- **DATA IN THIS EXERCISE**:
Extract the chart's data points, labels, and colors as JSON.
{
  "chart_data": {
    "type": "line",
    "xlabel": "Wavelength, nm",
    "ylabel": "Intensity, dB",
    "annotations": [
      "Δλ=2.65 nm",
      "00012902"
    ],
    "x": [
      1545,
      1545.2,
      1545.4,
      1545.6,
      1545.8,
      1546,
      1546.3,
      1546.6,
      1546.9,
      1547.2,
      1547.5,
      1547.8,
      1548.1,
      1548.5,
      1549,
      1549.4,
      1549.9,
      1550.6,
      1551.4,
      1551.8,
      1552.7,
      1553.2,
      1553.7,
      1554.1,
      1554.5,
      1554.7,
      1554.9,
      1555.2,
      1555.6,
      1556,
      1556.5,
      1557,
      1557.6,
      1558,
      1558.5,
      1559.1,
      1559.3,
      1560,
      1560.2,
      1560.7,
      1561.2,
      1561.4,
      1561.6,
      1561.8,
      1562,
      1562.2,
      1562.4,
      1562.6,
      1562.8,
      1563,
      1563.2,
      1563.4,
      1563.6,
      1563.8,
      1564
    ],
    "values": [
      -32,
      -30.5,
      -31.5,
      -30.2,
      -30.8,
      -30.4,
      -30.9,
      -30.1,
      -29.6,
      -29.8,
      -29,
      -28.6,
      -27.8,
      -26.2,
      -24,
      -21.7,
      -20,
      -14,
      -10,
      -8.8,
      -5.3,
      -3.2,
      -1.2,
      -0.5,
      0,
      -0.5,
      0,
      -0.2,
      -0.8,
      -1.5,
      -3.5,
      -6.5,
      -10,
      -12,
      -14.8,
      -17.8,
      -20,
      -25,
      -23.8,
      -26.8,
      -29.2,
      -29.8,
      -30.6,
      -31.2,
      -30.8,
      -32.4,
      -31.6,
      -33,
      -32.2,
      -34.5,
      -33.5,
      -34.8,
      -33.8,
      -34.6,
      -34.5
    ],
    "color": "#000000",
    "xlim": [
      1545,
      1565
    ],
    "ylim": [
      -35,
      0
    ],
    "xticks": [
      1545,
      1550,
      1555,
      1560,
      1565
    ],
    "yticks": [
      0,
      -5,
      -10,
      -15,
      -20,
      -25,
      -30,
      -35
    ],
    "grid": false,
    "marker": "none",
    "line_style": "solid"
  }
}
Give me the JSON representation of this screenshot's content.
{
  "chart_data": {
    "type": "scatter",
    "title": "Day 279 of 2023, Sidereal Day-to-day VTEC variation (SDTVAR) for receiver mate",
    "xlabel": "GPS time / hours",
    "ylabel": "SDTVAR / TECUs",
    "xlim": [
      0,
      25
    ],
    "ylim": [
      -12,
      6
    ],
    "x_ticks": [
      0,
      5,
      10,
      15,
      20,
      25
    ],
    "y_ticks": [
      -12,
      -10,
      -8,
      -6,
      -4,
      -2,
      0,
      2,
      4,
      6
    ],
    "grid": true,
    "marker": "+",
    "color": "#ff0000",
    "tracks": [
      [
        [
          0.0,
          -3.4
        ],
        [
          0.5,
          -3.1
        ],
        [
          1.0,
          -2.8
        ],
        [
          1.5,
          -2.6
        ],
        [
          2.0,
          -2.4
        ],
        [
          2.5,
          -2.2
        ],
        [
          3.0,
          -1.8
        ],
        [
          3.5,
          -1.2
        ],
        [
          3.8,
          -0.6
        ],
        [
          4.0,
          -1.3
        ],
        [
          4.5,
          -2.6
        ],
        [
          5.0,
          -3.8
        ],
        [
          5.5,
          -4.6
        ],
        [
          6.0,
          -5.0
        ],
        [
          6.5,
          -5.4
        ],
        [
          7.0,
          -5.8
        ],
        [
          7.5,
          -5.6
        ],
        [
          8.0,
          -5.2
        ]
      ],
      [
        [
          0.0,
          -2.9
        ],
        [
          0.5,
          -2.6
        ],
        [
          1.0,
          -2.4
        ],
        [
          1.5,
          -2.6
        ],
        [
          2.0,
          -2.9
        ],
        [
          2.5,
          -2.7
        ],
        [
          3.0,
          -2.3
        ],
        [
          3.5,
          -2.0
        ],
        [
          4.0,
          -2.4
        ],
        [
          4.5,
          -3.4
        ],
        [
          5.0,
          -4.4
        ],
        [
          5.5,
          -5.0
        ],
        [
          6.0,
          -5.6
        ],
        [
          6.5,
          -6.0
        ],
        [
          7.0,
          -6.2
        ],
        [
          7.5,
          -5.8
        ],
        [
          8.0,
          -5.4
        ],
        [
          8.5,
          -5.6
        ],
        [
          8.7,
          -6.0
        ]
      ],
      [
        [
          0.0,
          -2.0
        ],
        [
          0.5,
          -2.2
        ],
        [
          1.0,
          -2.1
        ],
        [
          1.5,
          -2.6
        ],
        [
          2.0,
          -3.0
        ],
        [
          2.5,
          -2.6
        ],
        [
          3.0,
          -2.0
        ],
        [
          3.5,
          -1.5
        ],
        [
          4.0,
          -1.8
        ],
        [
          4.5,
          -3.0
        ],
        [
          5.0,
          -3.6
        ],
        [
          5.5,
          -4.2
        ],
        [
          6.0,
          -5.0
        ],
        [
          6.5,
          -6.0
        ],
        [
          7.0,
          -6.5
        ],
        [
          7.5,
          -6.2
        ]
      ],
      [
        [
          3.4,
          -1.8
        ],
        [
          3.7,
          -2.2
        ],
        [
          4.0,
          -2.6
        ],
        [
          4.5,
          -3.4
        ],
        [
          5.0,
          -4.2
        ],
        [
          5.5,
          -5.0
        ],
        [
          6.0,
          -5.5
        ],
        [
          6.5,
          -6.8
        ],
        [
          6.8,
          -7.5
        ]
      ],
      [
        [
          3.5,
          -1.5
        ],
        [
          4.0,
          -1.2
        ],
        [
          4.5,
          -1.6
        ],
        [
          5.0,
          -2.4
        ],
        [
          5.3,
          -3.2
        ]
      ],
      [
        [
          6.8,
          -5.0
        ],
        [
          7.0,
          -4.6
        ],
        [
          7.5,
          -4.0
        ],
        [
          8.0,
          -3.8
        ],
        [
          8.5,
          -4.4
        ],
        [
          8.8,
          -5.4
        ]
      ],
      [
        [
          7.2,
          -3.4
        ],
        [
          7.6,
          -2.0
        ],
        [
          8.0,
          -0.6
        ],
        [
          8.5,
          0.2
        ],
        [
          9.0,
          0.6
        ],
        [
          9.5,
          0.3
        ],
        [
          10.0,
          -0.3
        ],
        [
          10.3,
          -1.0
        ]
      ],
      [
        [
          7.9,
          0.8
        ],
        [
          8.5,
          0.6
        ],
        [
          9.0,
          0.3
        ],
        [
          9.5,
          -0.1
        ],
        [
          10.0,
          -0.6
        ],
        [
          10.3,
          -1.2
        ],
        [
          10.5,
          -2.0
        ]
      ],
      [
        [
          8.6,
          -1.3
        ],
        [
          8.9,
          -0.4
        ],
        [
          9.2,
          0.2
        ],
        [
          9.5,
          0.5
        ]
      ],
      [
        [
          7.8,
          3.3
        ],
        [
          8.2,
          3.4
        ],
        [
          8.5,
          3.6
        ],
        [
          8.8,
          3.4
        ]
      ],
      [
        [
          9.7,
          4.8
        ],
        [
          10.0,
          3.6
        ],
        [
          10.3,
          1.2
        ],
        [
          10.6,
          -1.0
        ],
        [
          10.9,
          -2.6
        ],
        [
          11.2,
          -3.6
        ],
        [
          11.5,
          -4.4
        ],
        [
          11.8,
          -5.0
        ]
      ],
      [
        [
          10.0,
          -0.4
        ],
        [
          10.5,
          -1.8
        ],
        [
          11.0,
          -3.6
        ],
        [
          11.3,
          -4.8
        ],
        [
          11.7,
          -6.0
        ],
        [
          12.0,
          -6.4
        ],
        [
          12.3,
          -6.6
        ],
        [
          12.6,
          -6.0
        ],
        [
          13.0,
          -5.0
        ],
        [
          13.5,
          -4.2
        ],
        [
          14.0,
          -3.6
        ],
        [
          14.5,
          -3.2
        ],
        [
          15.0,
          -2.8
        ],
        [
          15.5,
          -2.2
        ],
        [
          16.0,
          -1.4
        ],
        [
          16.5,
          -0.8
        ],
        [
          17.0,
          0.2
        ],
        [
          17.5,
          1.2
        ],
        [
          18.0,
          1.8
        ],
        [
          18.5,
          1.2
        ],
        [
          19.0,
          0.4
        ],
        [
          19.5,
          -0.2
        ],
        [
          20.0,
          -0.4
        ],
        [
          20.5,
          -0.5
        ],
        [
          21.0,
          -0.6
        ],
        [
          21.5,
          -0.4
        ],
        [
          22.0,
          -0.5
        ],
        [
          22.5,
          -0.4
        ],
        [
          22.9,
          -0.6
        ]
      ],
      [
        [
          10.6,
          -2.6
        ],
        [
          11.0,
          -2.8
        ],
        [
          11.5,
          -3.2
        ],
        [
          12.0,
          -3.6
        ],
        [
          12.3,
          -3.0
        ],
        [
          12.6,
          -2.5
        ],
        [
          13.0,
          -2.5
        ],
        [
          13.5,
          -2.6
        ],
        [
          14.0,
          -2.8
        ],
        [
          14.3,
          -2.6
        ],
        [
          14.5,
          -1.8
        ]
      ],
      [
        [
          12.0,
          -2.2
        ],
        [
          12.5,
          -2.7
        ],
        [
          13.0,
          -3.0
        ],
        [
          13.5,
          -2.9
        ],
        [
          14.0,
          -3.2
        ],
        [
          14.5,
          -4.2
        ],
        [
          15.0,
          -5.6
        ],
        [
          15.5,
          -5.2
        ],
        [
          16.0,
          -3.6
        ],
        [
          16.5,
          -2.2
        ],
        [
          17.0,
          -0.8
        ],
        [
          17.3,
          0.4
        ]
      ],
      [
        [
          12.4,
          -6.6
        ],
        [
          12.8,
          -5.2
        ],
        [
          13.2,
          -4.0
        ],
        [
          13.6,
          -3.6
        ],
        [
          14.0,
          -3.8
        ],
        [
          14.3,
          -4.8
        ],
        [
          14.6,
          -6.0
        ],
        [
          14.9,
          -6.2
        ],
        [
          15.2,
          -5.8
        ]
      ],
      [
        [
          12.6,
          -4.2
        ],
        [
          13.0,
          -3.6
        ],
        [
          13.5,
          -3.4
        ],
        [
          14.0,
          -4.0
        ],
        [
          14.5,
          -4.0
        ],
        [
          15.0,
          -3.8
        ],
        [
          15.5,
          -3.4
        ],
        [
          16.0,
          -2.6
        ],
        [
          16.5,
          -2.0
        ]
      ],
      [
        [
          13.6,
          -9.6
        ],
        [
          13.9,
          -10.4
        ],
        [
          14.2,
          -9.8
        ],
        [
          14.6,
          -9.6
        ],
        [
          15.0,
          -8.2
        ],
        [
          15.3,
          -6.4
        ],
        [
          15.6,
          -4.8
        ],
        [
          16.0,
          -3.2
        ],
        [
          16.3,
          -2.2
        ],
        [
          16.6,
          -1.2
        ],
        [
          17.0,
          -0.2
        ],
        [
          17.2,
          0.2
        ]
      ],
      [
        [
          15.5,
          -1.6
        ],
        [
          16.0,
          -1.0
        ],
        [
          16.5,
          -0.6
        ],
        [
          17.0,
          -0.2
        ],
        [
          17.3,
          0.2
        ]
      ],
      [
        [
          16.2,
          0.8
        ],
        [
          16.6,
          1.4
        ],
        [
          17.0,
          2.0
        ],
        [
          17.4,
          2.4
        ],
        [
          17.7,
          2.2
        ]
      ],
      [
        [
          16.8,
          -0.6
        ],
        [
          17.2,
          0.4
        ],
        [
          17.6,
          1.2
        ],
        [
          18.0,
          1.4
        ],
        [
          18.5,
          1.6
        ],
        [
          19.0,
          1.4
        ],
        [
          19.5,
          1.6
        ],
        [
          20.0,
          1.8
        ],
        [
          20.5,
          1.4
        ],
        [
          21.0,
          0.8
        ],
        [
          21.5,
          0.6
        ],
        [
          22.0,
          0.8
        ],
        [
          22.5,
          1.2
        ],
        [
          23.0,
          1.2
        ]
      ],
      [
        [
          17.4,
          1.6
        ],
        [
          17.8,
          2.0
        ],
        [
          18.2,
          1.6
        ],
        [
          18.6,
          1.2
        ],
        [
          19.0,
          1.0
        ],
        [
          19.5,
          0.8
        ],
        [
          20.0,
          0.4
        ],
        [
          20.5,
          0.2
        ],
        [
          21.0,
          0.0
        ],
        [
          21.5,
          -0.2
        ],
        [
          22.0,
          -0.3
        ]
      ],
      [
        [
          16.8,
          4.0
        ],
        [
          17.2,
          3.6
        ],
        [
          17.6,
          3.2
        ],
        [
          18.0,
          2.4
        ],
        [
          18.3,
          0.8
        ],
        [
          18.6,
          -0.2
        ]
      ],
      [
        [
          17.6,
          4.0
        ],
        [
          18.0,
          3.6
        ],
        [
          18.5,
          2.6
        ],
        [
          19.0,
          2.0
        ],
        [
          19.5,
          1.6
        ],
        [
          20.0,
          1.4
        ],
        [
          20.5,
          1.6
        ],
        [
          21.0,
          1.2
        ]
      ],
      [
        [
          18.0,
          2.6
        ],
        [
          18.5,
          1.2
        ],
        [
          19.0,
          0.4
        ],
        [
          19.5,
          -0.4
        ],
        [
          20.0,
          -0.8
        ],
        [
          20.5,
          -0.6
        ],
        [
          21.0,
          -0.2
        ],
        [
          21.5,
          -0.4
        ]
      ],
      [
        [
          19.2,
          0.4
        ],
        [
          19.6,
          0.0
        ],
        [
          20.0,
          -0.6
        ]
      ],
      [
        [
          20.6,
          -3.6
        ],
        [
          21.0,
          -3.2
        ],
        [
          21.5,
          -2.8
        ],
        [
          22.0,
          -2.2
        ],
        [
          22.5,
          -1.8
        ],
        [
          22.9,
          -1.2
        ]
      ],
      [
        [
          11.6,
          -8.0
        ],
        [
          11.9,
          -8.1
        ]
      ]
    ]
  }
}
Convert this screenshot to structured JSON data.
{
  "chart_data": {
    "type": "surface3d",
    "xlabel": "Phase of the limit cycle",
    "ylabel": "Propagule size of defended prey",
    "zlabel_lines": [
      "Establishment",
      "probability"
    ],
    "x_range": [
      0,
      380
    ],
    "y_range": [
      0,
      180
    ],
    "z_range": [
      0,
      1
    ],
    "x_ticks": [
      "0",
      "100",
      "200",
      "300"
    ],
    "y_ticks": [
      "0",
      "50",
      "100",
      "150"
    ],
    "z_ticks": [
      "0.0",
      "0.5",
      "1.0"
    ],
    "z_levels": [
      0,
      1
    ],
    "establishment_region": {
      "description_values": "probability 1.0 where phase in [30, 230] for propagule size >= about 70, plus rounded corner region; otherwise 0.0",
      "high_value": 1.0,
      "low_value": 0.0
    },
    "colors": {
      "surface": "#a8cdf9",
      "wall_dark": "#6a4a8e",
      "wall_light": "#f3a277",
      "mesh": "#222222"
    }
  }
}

- **GOAL**:
From the listing above, collect each line in which the string "type" appears.

- **WRITTEN RESPONSE**:
    "type": "line",
    "type": "scatter",
    "type": "surface3d",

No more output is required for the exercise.